> Dataset records
>>>>

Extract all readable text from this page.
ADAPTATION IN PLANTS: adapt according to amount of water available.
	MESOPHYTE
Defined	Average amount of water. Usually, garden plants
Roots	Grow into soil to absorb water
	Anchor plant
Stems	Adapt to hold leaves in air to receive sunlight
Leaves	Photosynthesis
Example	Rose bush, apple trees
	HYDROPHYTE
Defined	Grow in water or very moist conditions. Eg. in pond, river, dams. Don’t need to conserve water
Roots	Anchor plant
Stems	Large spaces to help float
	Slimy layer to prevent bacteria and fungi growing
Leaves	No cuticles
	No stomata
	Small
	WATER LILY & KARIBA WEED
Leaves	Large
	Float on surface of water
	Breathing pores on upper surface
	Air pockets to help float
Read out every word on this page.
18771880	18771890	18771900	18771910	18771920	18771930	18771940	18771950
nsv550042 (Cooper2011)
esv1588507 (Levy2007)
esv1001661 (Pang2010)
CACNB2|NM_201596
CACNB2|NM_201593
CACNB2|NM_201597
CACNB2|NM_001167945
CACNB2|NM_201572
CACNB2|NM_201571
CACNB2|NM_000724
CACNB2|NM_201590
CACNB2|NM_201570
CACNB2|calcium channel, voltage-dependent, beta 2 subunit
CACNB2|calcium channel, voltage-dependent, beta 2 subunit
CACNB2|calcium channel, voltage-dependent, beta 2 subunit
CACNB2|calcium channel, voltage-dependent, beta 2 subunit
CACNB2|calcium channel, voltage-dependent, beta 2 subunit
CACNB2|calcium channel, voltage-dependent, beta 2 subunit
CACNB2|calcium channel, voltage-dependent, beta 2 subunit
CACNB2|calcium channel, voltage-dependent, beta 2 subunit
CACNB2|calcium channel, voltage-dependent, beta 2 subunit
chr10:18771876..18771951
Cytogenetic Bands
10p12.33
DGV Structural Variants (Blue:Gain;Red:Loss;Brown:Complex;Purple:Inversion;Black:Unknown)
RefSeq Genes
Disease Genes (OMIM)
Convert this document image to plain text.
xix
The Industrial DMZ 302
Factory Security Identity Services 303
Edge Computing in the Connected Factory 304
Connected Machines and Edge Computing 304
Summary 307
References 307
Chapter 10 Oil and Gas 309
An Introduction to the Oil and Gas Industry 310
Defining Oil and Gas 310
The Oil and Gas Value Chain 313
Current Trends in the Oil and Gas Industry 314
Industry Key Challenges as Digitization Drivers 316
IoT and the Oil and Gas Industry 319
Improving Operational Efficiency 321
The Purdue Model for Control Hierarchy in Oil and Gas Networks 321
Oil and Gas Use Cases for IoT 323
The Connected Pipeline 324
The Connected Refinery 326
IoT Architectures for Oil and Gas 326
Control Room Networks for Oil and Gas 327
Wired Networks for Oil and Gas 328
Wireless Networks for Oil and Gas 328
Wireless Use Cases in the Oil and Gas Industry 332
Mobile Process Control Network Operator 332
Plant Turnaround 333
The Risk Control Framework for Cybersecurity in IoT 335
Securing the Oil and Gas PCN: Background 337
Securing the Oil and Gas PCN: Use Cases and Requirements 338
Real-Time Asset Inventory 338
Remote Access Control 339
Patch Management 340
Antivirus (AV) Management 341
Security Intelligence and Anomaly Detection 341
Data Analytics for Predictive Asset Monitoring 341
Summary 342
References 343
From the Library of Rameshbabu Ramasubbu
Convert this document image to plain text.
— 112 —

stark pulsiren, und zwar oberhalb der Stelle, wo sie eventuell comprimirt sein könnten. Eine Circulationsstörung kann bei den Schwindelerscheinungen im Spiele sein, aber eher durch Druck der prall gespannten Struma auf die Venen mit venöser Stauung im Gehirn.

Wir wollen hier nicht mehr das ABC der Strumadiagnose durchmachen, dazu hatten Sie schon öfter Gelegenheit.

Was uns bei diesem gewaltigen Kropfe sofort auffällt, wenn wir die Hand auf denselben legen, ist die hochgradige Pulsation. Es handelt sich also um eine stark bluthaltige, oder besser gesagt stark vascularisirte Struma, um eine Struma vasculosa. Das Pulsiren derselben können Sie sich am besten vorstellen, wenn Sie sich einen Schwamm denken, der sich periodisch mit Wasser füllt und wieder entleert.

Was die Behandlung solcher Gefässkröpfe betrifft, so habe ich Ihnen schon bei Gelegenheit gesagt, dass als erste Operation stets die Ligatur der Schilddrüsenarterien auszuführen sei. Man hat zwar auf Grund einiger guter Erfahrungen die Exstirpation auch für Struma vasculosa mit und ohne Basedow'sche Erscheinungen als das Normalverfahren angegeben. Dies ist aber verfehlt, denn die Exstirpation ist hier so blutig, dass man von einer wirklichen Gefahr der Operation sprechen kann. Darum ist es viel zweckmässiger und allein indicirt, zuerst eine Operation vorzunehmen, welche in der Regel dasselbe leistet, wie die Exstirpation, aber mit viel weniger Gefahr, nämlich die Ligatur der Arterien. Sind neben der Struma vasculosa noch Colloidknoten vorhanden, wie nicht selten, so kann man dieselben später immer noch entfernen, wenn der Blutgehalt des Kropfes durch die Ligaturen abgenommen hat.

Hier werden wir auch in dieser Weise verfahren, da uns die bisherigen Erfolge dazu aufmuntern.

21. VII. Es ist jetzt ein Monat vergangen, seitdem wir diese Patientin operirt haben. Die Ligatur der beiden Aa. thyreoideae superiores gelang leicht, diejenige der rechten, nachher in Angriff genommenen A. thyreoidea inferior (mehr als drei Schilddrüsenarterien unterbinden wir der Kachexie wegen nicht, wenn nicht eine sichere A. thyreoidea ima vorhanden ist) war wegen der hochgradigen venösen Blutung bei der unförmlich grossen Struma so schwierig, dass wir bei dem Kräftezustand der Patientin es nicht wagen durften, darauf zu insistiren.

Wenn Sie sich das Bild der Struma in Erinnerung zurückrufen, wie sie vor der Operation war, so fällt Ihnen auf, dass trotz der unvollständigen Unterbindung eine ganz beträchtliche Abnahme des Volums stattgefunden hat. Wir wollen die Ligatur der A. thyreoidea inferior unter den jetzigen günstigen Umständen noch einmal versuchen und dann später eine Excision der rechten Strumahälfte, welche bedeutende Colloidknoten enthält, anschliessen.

<<<<

> Description of the task
Could you copy each line from the listing that has the word "Schilddrüsenarterien" in it?

> Solution to this problem
Was die Behandlung solcher Gefässkröpfe betrifft, so habe ich Ihnen schon bei Gelegenheit gesagt, dass als erste Operation stets die Ligatur der Schilddrüsenarterien auszuführen sei. Man hat zwar auf Grund einiger guter Erfahrungen die Exstirpation auch für Struma vasculosa mit und ohne Basedow'sche Erscheinungen als das Normalverfahren angegeben. Dies ist aber verfehlt, denn die Exstirpation ist hier so blutig, dass man von einer wirklichen Gefahr der Operation sprechen kann. Darum ist es viel zweckmässiger und allein indicirt, zuerst eine Operation vorzunehmen, welche in der Regel dasselbe leistet, wie die Exstirpation, aber mit viel weniger Gefahr, nämlich die Ligatur der Arterien. Sind neben der Struma vasculosa noch Colloidknoten vorhanden, wie nicht selten, so kann man dieselben später immer noch entfernen, wenn der Blutgehalt des Kropfes durch die Ligaturen abgenommen hat.
21. VII. Es ist jetzt ein Monat vergangen, seitdem wir diese Patientin operirt haben. Die Ligatur der beiden Aa. thyreoideae superiores gelang leicht, diejenige der rechten, nachher in Angriff genommenen A. thyreoidea inferior (mehr als drei Schilddrüsenarterien unterbinden wir der Kachexie wegen nicht, wenn nicht eine sichere A. thyreoidea ima vorhanden ist) war wegen der hochgradigen venösen Blutung bei der unförmlich grossen Struma so schwierig, dass wir bei dem Kräftezustand der Patientin es nicht wagen durften, darauf zu insistiren.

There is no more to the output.